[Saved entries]
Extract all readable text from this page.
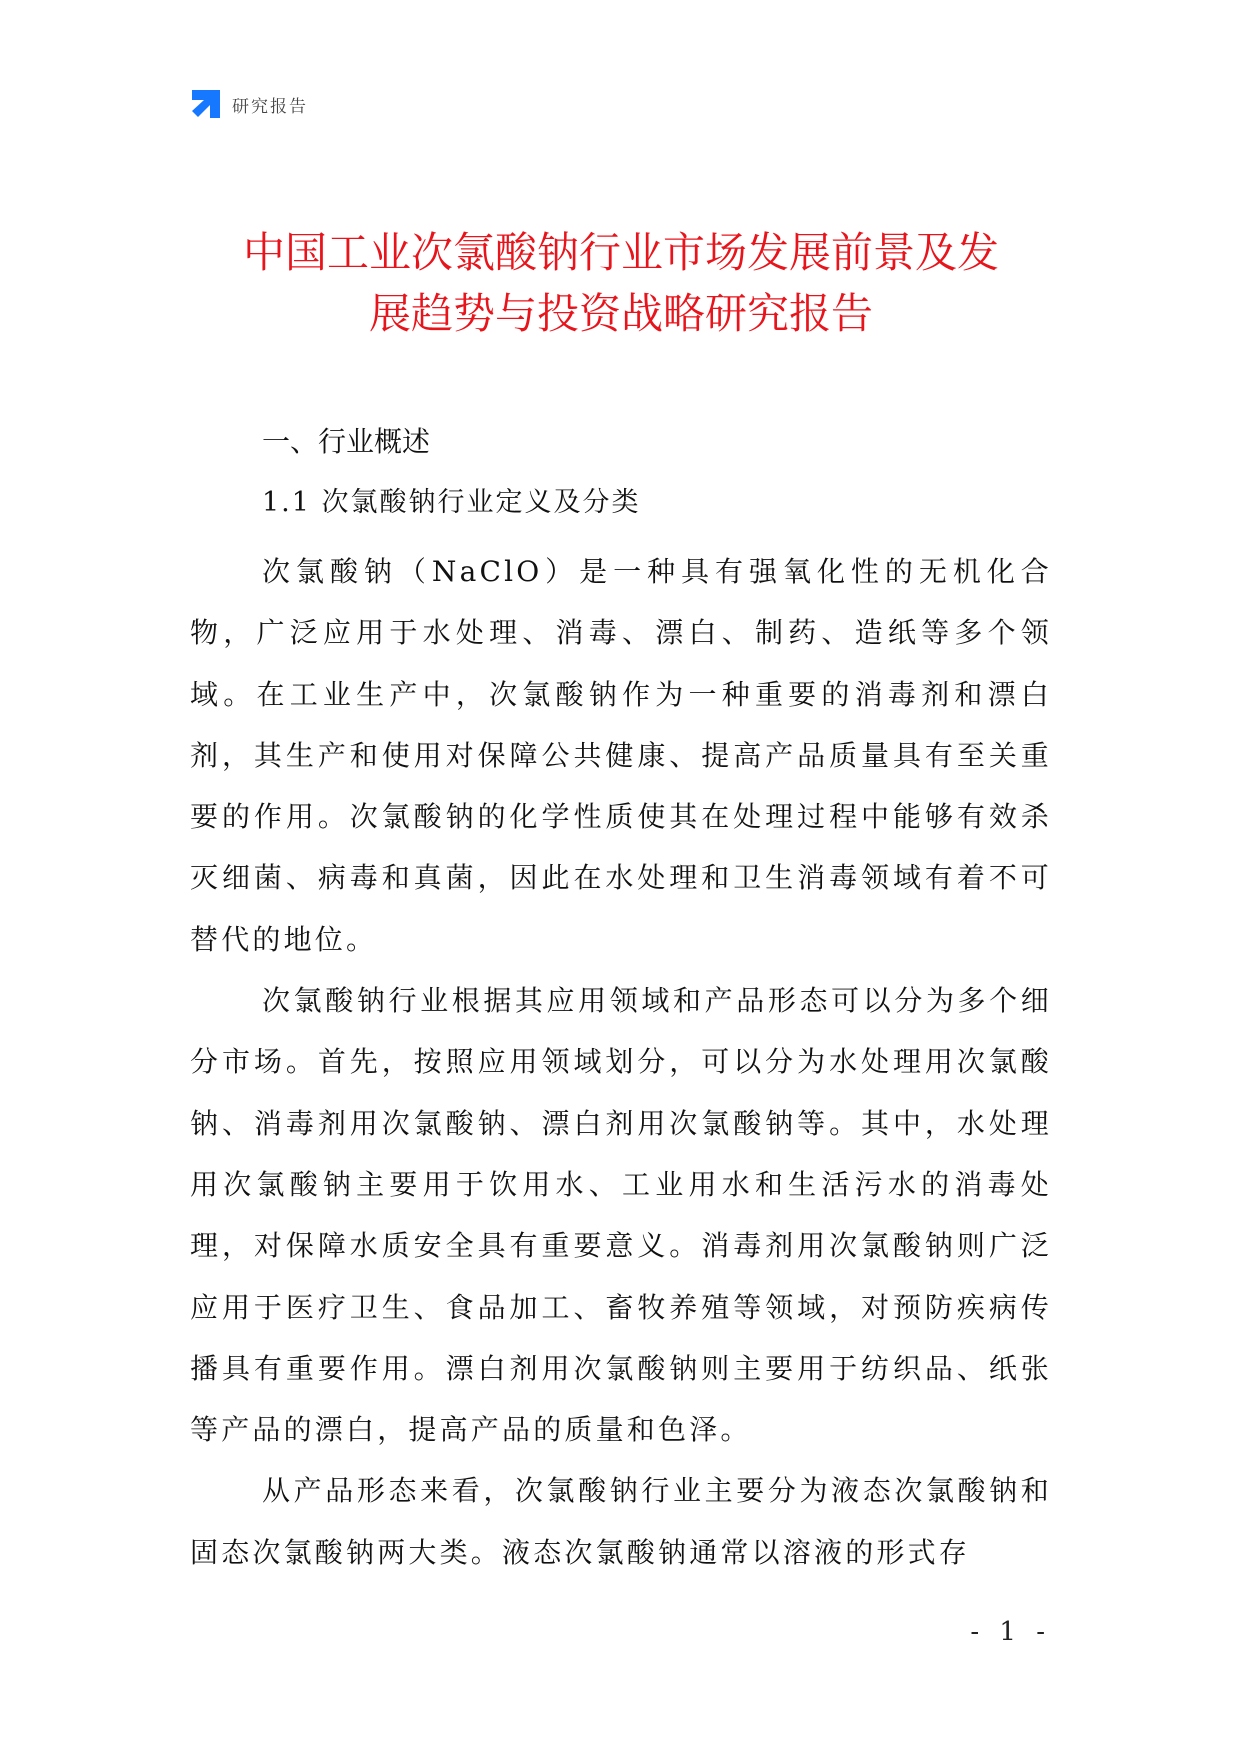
研究报告
中国工业次氯酸钠行业市场发展前景及发
展趋势与投资战略研究报告
一、行业概述
1.1 次氯酸钠行业定义及分类

次氯酸钠（NaClO）是一种具有强氧化性的无机化合物，广泛应用于水处理、消毒、漂白、制药、造纸等多个领域。在工业生产中，次氯酸钠作为一种重要的消毒剂和漂白剂，其生产和使用对保障公共健康、提高产品质量具有至关重要的作用。次氯酸钠的化学性质使其在处理过程中能够有效杀灭细菌、病毒和真菌，因此在水处理和卫生消毒领域有着不可替代的地位。

次氯酸钠行业根据其应用领域和产品形态可以分为多个细分市场。首先，按照应用领域划分，可以分为水处理用次氯酸钠、消毒剂用次氯酸钠、漂白剂用次氯酸钠等。其中，水处理用次氯酸钠主要用于饮用水、工业用水和生活污水的消毒处理，对保障水质安全具有重要意义。消毒剂用次氯酸钠则广泛应用于医疗卫生、食品加工、畜牧养殖等领域，对预防疾病传播具有重要作用。漂白剂用次氯酸钠则主要用于纺织品、纸张等产品的漂白，提高产品的质量和色泽。

从产品形态来看，次氯酸钠行业主要分为液态次氯酸钠和固态次氯酸钠两大类。液态次氯酸钠通常以溶液的形式存

- 1 -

(EXERCISE INSTRUCTIONS): Images should not appear in the copy; retype the listing above exactly.

(RESULT):
Extract all readable text from this page.
研究报告
中国工业次氯酸钠行业市场发展前景及发
展趋势与投资战略研究报告
一、行业概述
1.1 次氯酸钠行业定义及分类

次氯酸钠（NaClO）是一种具有强氧化性的无机化合物，广泛应用于水处理、消毒、漂白、制药、造纸等多个领域。在工业生产中，次氯酸钠作为一种重要的消毒剂和漂白剂，其生产和使用对保障公共健康、提高产品质量具有至关重要的作用。次氯酸钠的化学性质使其在处理过程中能够有效杀灭细菌、病毒和真菌，因此在水处理和卫生消毒领域有着不可替代的地位。

次氯酸钠行业根据其应用领域和产品形态可以分为多个细分市场。首先，按照应用领域划分，可以分为水处理用次氯酸钠、消毒剂用次氯酸钠、漂白剂用次氯酸钠等。其中，水处理用次氯酸钠主要用于饮用水、工业用水和生活污水的消毒处理，对保障水质安全具有重要意义。消毒剂用次氯酸钠则广泛应用于医疗卫生、食品加工、畜牧养殖等领域，对预防疾病传播具有重要作用。漂白剂用次氯酸钠则主要用于纺织品、纸张等产品的漂白，提高产品的质量和色泽。

从产品形态来看，次氯酸钠行业主要分为液态次氯酸钠和固态次氯酸钠两大类。液态次氯酸钠通常以溶液的形式存

- 1 -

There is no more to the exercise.